++++ PROVIDED DATA
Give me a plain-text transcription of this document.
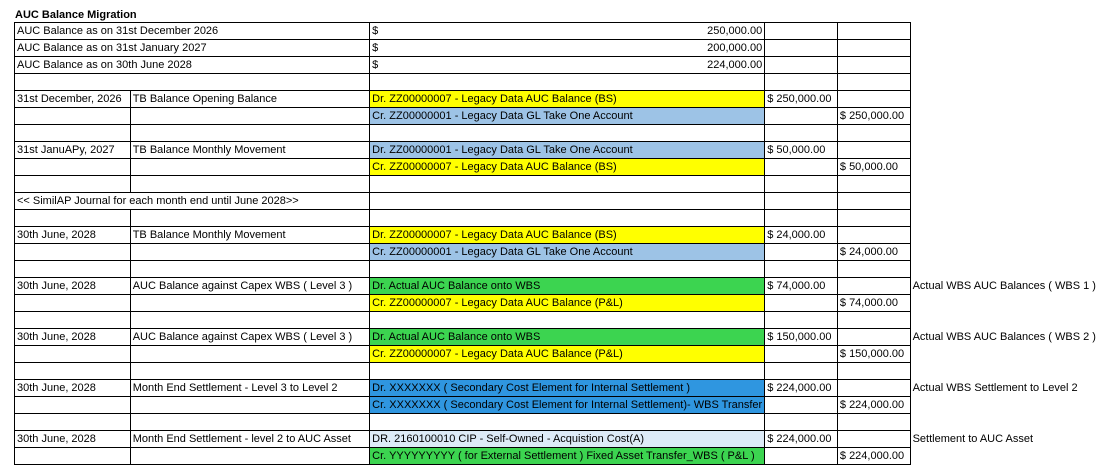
AUC Balance Migration
AUC Balance as on 31st December 2026		$ 250,000.00			

AUC Balance as on 31st January 2027		$ 200,000.00			

AUC Balance as on 30th June 2028		$ 224,000.00			

31st December, 2026	TB Balance Opening Balance	Dr. ZZ00000007 - Legacy Data AUC Balance (BS)	$ 250,000.00		
		Cr. ZZ00000001 - Legacy Data GL Take One Account		$ 250,000.00	

31st JanuAPy, 2027	TB Balance Monthly Movement	Dr. ZZ00000001 - Legacy Data GL Take One Account	$ 50,000.00		
		Cr. ZZ00000007 - Legacy Data AUC Balance (BS)		$ 50,000.00	

<< SimilAP Journal for each month end until June 2028>>					

30th June, 2028	TB Balance Monthly Movement	Dr. ZZ00000007 - Legacy Data AUC Balance (BS)	$ 24,000.00		
		Cr. ZZ00000001 - Legacy Data GL Take One Account		$ 24,000.00	

30th June, 2028	AUC Balance against Capex WBS ( Level 3 )	Dr. Actual AUC Balance onto WBS	$ 74,000.00		Actual WBS AUC Balances ( WBS 1 )
		Cr. ZZ00000007 - Legacy Data AUC Balance (P&L)		$ 74,000.00	

30th June, 2028	AUC Balance against Capex WBS ( Level 3 )	Dr. Actual AUC Balance onto WBS	$ 150,000.00		Actual WBS AUC Balances ( WBS 2 )
		Cr. ZZ00000007 - Legacy Data AUC Balance (P&L)		$ 150,000.00	

30th June, 2028	Month End Settlement - Level 3 to Level 2	Dr. XXXXXXX ( Secondary Cost Element for Internal Settlement )	$ 224,000.00		Actual WBS Settlement to Level 2
		Cr. XXXXXXX ( Secondary Cost Element for Internal Settlement)- WBS Transfer		$ 224,000.00	

30th June, 2028	Month End Settlement - level 2 to AUC Asset	DR. 2160100010 CIP - Self-Owned - Acquistion Cost(A)	$ 224,000.00		Settlement to AUC Asset
		Cr. YYYYYYYYY ( for External Settlement ) Fixed Asset Transfer_WBS ( P&L )		$ 224,000.00	
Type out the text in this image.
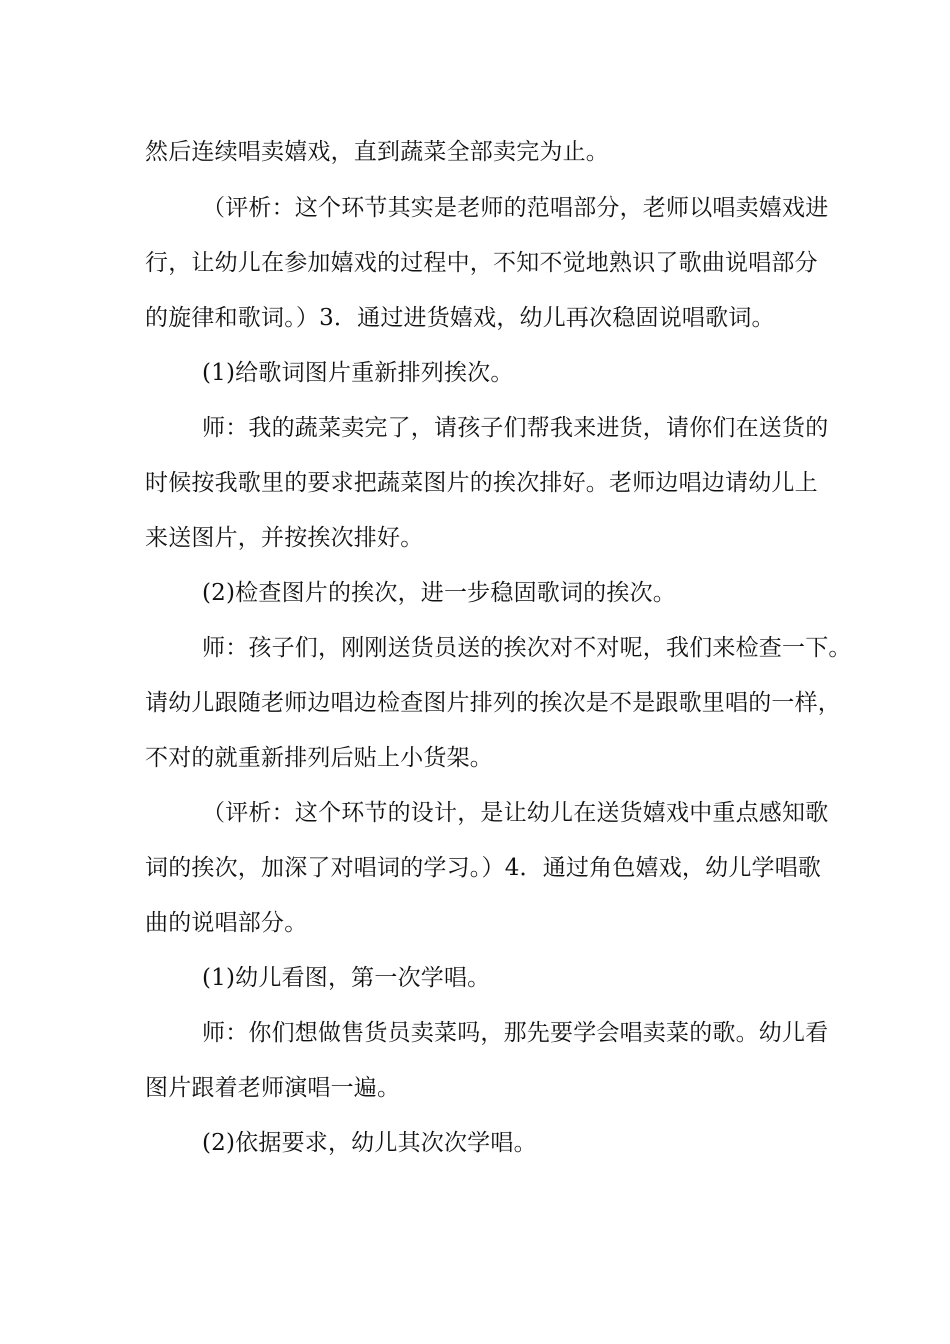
然后连续唱卖嬉戏，直到蔬菜全部卖完为止。
（评析：这个环节其实是老师的范唱部分，老师以唱卖嬉戏进
行，让幼儿在参加嬉戏的过程中，不知不觉地熟识了歌曲说唱部分
的旋律和歌词。）3．通过进货嬉戏，幼儿再次稳固说唱歌词。
(1)给歌词图片重新排列挨次。
师：我的蔬菜卖完了，请孩子们帮我来进货，请你们在送货的
时候按我歌里的要求把蔬菜图片的挨次排好。老师边唱边请幼儿上
来送图片，并按挨次排好。
(2)检查图片的挨次，进一步稳固歌词的挨次。
师：孩子们，刚刚送货员送的挨次对不对呢，我们来检查一下。
请幼儿跟随老师边唱边检查图片排列的挨次是不是跟歌里唱的一样，
不对的就重新排列后贴上小货架。
（评析：这个环节的设计，是让幼儿在送货嬉戏中重点感知歌
词的挨次，加深了对唱词的学习。）4．通过角色嬉戏，幼儿学唱歌
曲的说唱部分。
(1)幼儿看图，第一次学唱。
师：你们想做售货员卖菜吗，那先要学会唱卖菜的歌。幼儿看
图片跟着老师演唱一遍。
(2)依据要求，幼儿其次次学唱。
++++++++
■ **DIRECTIONS FOR THIS TASK**
Out of the material above, gather each line where "text" appears.

■ **EXERCISE SOLUTION**
Give me a plain-text transcription of this document.
Type out the text in this image.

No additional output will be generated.